* START Dataset records *

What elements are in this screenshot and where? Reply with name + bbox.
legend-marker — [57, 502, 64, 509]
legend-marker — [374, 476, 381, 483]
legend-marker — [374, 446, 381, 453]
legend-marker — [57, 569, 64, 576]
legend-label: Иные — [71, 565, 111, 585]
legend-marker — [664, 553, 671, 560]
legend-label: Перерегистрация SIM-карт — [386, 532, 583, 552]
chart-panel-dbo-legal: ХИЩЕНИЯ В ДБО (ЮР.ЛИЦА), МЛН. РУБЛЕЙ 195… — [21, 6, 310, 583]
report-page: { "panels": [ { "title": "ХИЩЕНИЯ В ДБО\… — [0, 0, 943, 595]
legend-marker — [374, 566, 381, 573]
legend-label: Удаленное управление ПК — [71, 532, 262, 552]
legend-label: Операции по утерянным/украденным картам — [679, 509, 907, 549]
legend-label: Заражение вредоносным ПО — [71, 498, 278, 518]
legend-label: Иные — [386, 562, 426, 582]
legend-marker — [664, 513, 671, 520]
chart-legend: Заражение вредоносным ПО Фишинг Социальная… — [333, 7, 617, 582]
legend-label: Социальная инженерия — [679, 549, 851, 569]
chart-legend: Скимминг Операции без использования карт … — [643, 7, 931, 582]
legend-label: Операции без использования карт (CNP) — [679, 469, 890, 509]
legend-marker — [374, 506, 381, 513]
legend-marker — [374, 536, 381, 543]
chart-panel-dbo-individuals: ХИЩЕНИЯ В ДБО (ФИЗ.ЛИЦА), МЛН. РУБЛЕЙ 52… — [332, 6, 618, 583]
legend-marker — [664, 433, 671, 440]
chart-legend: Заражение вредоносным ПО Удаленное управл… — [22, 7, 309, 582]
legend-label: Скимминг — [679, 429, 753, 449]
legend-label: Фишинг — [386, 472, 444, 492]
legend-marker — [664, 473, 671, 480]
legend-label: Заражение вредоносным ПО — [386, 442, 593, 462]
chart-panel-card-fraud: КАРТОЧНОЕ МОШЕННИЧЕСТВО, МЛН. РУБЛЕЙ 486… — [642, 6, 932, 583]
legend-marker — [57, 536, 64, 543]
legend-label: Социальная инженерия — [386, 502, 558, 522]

* END Dataset records *

* [What to do]: Turn the rows above into a numbered list, skipping any blank lines.

* [Result below]:
1. What elements are in this screenshot and where? Reply with name + bbox.
2. legend-marker — [57, 502, 64, 509]
3. legend-marker — [374, 476, 381, 483]
4. legend-marker — [374, 446, 381, 453]
5. legend-marker — [57, 569, 64, 576]
6. legend-label: Иные — [71, 565, 111, 585]
7. legend-marker — [664, 553, 671, 560]
8. legend-label: Перерегистрация SIM-карт — [386, 532, 583, 552]
9. chart-panel-dbo-legal: ХИЩЕНИЯ В ДБО (ЮР.ЛИЦА), МЛН. РУБЛЕЙ 195… — [21, 6, 310, 583]
10. report-page: { "panels": [ { "title": "ХИЩЕНИЯ В ДБО\… — [0, 0, 943, 595]
11. legend-marker — [374, 566, 381, 573]
12. legend-label: Удаленное управление ПК — [71, 532, 262, 552]
13. legend-label: Операции по утерянным/украденным картам — [679, 509, 907, 549]
14. legend-label: Заражение вредоносным ПО — [71, 498, 278, 518]
15. legend-label: Иные — [386, 562, 426, 582]
16. legend-marker — [664, 513, 671, 520]
17. chart-legend: Заражение вредоносным ПО Фишинг Социальная… — [333, 7, 617, 582]
18. legend-label: Социальная инженерия — [679, 549, 851, 569]
19. chart-legend: Скимминг Операции без использования карт … — [643, 7, 931, 582]
20. legend-label: Операции без использования карт (CNP) — [679, 469, 890, 509]
21. legend-marker — [374, 506, 381, 513]
22. legend-marker — [374, 536, 381, 543]
23. chart-panel-dbo-individuals: ХИЩЕНИЯ В ДБО (ФИЗ.ЛИЦА), МЛН. РУБЛЕЙ 52… — [332, 6, 618, 583]
24. legend-marker — [664, 433, 671, 440]
25. chart-legend: Заражение вредоносным ПО Удаленное управл… — [22, 7, 309, 582]
26. legend-label: Скимминг — [679, 429, 753, 449]
27. legend-label: Фишинг — [386, 472, 444, 492]
28. legend-marker — [664, 473, 671, 480]
29. legend-label: Заражение вредоносным ПО — [386, 442, 593, 462]
30. chart-panel-card-fraud: КАРТОЧНОЕ МОШЕННИЧЕСТВО, МЛН. РУБЛЕЙ 486… — [642, 6, 932, 583]
31. legend-marker — [57, 536, 64, 543]
32. legend-label: Социальная инженерия — [386, 502, 558, 522]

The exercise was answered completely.